## WHAT TO DO
Can you reproduce the lines below verbatim, with every character kept unchanged?

## RECORDS SHOWN
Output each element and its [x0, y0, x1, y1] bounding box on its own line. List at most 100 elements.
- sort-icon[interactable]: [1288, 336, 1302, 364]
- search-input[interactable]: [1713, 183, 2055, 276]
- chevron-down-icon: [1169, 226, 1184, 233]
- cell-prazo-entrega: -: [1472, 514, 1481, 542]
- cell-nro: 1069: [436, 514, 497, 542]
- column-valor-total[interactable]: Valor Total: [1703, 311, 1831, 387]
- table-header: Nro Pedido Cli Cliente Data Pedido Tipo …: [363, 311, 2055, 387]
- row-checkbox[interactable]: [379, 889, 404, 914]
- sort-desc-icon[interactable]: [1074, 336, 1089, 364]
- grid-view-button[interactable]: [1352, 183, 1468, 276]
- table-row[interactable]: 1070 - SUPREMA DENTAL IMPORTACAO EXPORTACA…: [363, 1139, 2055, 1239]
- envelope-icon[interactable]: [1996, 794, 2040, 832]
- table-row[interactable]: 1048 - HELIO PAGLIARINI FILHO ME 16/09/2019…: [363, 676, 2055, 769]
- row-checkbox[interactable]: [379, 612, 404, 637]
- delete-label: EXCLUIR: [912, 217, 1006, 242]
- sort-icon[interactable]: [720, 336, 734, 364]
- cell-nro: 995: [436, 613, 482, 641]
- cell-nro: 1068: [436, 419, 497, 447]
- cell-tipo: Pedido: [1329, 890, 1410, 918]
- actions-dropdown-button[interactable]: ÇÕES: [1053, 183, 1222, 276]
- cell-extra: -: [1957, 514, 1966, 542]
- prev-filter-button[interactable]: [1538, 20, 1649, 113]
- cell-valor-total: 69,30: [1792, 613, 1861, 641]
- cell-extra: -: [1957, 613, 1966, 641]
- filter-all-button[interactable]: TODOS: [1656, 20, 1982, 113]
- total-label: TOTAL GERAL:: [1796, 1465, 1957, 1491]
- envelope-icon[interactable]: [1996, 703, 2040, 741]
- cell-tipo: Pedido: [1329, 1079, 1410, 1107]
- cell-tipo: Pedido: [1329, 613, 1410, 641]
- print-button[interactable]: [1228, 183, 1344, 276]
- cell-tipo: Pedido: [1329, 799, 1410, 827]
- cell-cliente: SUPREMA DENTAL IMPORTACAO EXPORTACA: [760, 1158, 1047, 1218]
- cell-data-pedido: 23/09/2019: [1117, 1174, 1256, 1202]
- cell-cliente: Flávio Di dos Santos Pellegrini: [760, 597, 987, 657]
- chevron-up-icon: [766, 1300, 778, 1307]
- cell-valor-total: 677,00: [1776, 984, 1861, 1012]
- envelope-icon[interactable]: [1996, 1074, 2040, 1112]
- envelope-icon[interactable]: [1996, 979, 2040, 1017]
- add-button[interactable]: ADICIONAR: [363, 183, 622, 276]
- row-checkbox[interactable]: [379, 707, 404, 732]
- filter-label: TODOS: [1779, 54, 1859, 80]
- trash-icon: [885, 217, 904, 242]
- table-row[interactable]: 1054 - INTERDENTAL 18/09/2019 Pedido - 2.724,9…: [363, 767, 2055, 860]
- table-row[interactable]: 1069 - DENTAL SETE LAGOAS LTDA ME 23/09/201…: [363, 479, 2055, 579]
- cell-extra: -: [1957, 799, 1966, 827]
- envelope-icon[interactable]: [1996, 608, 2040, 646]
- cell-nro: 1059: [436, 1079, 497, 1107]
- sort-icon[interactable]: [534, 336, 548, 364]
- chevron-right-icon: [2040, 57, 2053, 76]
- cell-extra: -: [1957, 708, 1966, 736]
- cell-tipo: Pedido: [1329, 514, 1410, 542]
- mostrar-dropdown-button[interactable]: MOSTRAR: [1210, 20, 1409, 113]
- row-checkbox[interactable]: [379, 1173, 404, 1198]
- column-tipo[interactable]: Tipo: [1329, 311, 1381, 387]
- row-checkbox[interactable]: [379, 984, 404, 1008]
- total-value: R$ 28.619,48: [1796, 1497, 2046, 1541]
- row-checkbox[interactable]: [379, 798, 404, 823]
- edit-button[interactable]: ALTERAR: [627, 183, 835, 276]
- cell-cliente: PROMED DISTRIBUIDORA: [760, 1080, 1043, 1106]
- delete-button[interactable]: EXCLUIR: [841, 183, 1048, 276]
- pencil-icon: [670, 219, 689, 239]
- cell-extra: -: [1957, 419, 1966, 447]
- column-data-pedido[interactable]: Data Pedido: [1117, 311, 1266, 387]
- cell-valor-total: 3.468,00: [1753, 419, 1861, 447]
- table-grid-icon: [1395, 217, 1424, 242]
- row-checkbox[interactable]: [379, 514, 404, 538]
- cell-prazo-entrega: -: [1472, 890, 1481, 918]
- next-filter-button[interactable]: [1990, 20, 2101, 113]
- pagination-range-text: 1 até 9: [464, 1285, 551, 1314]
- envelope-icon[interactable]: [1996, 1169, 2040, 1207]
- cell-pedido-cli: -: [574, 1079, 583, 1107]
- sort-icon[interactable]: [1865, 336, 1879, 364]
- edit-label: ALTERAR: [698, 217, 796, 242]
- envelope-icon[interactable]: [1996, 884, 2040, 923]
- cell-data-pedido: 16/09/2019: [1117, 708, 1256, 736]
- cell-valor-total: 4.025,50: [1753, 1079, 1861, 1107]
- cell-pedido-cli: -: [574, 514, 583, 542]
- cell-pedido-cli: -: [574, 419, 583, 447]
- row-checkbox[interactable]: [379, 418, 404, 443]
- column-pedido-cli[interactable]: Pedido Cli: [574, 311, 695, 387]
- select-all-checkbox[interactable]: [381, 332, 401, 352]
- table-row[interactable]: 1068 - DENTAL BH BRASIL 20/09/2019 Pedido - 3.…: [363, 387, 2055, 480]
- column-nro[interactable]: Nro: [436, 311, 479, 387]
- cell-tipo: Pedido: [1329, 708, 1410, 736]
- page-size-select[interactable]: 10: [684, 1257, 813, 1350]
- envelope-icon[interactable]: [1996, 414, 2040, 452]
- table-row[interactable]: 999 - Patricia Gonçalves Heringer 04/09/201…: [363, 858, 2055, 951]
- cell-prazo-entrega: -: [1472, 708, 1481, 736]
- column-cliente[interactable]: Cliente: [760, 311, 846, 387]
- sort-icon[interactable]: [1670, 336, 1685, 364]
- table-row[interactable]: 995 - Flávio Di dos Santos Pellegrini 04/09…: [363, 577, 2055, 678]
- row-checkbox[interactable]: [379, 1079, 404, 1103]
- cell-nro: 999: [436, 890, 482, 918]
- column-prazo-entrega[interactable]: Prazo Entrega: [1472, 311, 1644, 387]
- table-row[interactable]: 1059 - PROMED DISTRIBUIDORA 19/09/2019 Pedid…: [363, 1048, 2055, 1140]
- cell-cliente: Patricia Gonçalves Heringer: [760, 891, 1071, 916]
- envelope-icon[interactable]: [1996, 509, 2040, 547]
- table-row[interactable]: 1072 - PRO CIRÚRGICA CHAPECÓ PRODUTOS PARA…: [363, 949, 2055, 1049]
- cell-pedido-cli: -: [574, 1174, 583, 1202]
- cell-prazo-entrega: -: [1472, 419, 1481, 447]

## SOLUTION BELOW
Output each element and its [x0, y0, x1, y1] bounding box on its own line. List at most 100 elements.
- sort-icon[interactable]: [1288, 336, 1302, 364]
- search-input[interactable]: [1713, 183, 2055, 276]
- chevron-down-icon: [1169, 226, 1184, 233]
- cell-prazo-entrega: -: [1472, 514, 1481, 542]
- cell-nro: 1069: [436, 514, 497, 542]
- column-valor-total[interactable]: Valor Total: [1703, 311, 1831, 387]
- table-header: Nro Pedido Cli Cliente Data Pedido Tipo …: [363, 311, 2055, 387]
- row-checkbox[interactable]: [379, 889, 404, 914]
- sort-desc-icon[interactable]: [1074, 336, 1089, 364]
- grid-view-button[interactable]: [1352, 183, 1468, 276]
- table-row[interactable]: 1070 - SUPREMA DENTAL IMPORTACAO EXPORTACA…: [363, 1139, 2055, 1239]
- envelope-icon[interactable]: [1996, 794, 2040, 832]
- table-row[interactable]: 1048 - HELIO PAGLIARINI FILHO ME 16/09/2019…: [363, 676, 2055, 769]
- row-checkbox[interactable]: [379, 612, 404, 637]
- delete-label: EXCLUIR: [912, 217, 1006, 242]
- sort-icon[interactable]: [720, 336, 734, 364]
- cell-nro: 995: [436, 613, 482, 641]
- cell-nro: 1068: [436, 419, 497, 447]
- cell-tipo: Pedido: [1329, 890, 1410, 918]
- actions-dropdown-button[interactable]: ÇÕES: [1053, 183, 1222, 276]
- cell-extra: -: [1957, 514, 1966, 542]
- prev-filter-button[interactable]: [1538, 20, 1649, 113]
- cell-valor-total: 69,30: [1792, 613, 1861, 641]
- cell-extra: -: [1957, 613, 1966, 641]
- filter-all-button[interactable]: TODOS: [1656, 20, 1982, 113]
- total-label: TOTAL GERAL:: [1796, 1465, 1957, 1491]
- envelope-icon[interactable]: [1996, 703, 2040, 741]
- cell-tipo: Pedido: [1329, 1079, 1410, 1107]
- cell-tipo: Pedido: [1329, 613, 1410, 641]
- print-button[interactable]: [1228, 183, 1344, 276]
- cell-tipo: Pedido: [1329, 799, 1410, 827]
- cell-cliente: SUPREMA DENTAL IMPORTACAO EXPORTACA: [760, 1158, 1047, 1218]
- cell-data-pedido: 23/09/2019: [1117, 1174, 1256, 1202]
- cell-cliente: Flávio Di dos Santos Pellegrini: [760, 597, 987, 657]
- chevron-up-icon: [766, 1300, 778, 1307]
- cell-valor-total: 677,00: [1776, 984, 1861, 1012]
- envelope-icon[interactable]: [1996, 1074, 2040, 1112]
- envelope-icon[interactable]: [1996, 979, 2040, 1017]
- add-button[interactable]: ADICIONAR: [363, 183, 622, 276]
- row-checkbox[interactable]: [379, 707, 404, 732]
- filter-label: TODOS: [1779, 54, 1859, 80]
- trash-icon: [885, 217, 904, 242]
- table-row[interactable]: 1054 - INTERDENTAL 18/09/2019 Pedido - 2.724,9…: [363, 767, 2055, 860]
- table-row[interactable]: 1069 - DENTAL SETE LAGOAS LTDA ME 23/09/201…: [363, 479, 2055, 579]
- cell-extra: -: [1957, 799, 1966, 827]
- envelope-icon[interactable]: [1996, 608, 2040, 646]
- cell-nro: 1059: [436, 1079, 497, 1107]
- sort-icon[interactable]: [534, 336, 548, 364]
- chevron-right-icon: [2040, 57, 2053, 76]
- cell-extra: -: [1957, 708, 1966, 736]
- cell-tipo: Pedido: [1329, 514, 1410, 542]
- mostrar-dropdown-button[interactable]: MOSTRAR: [1210, 20, 1409, 113]
- row-checkbox[interactable]: [379, 1173, 404, 1198]
- column-tipo[interactable]: Tipo: [1329, 311, 1381, 387]
- row-checkbox[interactable]: [379, 984, 404, 1008]
- total-value: R$ 28.619,48: [1796, 1497, 2046, 1541]
- row-checkbox[interactable]: [379, 798, 404, 823]
- edit-button[interactable]: ALTERAR: [627, 183, 835, 276]
- cell-cliente: PROMED DISTRIBUIDORA: [760, 1080, 1043, 1106]
- delete-button[interactable]: EXCLUIR: [841, 183, 1048, 276]
- pencil-icon: [670, 219, 689, 239]
- cell-extra: -: [1957, 419, 1966, 447]
- column-data-pedido[interactable]: Data Pedido: [1117, 311, 1266, 387]
- cell-valor-total: 3.468,00: [1753, 419, 1861, 447]
- table-grid-icon: [1395, 217, 1424, 242]
- row-checkbox[interactable]: [379, 514, 404, 538]
- cell-prazo-entrega: -: [1472, 890, 1481, 918]
- next-filter-button[interactable]: [1990, 20, 2101, 113]
- pagination-range-text: 1 até 9: [464, 1285, 551, 1314]
- envelope-icon[interactable]: [1996, 1169, 2040, 1207]
- cell-pedido-cli: -: [574, 1079, 583, 1107]
- sort-icon[interactable]: [1865, 336, 1879, 364]
- edit-label: ALTERAR: [698, 217, 796, 242]
- envelope-icon[interactable]: [1996, 884, 2040, 923]
- cell-data-pedido: 16/09/2019: [1117, 708, 1256, 736]
- cell-valor-total: 4.025,50: [1753, 1079, 1861, 1107]
- cell-pedido-cli: -: [574, 514, 583, 542]
- cell-pedido-cli: -: [574, 419, 583, 447]
- row-checkbox[interactable]: [379, 418, 404, 443]
- column-pedido-cli[interactable]: Pedido Cli: [574, 311, 695, 387]
- select-all-checkbox[interactable]: [381, 332, 401, 352]
- table-row[interactable]: 1068 - DENTAL BH BRASIL 20/09/2019 Pedido - 3.…: [363, 387, 2055, 480]
- column-nro[interactable]: Nro: [436, 311, 479, 387]
- cell-tipo: Pedido: [1329, 708, 1410, 736]
- page-size-select[interactable]: 10: [684, 1257, 813, 1350]
- envelope-icon[interactable]: [1996, 414, 2040, 452]
- table-row[interactable]: 999 - Patricia Gonçalves Heringer 04/09/201…: [363, 858, 2055, 951]
- cell-prazo-entrega: -: [1472, 708, 1481, 736]
- column-cliente[interactable]: Cliente: [760, 311, 846, 387]
- sort-icon[interactable]: [1670, 336, 1685, 364]
- table-row[interactable]: 995 - Flávio Di dos Santos Pellegrini 04/09…: [363, 577, 2055, 678]
- row-checkbox[interactable]: [379, 1079, 404, 1103]
- cell-nro: 999: [436, 890, 482, 918]
- column-prazo-entrega[interactable]: Prazo Entrega: [1472, 311, 1644, 387]
- table-row[interactable]: 1059 - PROMED DISTRIBUIDORA 19/09/2019 Pedid…: [363, 1048, 2055, 1140]
- cell-cliente: Patricia Gonçalves Heringer: [760, 891, 1071, 916]
- envelope-icon[interactable]: [1996, 509, 2040, 547]
- table-row[interactable]: 1072 - PRO CIRÚRGICA CHAPECÓ PRODUTOS PARA…: [363, 949, 2055, 1049]
- cell-pedido-cli: -: [574, 1174, 583, 1202]
- cell-prazo-entrega: -: [1472, 419, 1481, 447]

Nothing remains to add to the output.